## Given task
How many lines in the listing below include the word "Course"? Answer with the number and nothing else.

* * * * *

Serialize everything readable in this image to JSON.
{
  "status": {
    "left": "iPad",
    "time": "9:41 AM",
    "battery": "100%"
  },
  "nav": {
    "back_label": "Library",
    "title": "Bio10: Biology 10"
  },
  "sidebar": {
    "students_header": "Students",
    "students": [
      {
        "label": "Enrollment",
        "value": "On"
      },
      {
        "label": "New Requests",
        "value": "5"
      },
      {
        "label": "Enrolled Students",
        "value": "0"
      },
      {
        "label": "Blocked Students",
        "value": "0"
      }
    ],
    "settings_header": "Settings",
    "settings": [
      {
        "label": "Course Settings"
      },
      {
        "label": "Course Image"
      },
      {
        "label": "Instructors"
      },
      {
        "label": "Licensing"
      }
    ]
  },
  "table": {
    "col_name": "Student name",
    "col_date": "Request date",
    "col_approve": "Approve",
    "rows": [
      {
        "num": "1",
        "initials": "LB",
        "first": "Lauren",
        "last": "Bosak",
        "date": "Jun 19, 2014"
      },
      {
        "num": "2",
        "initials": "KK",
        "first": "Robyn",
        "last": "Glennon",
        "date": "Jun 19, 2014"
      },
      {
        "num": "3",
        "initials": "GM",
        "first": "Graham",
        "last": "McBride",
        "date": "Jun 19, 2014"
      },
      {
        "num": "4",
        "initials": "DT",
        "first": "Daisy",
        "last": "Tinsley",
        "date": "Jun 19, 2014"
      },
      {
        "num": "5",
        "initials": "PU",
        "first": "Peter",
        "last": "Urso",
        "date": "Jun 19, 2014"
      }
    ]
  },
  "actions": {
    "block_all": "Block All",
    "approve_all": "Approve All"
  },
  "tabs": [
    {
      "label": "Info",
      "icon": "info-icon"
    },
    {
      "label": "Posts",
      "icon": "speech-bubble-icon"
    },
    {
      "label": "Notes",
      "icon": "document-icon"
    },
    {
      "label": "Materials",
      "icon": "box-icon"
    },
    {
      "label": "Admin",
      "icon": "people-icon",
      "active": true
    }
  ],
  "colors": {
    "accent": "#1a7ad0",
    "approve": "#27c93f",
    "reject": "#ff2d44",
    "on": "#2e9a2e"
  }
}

* * * * *

## Correct answer
2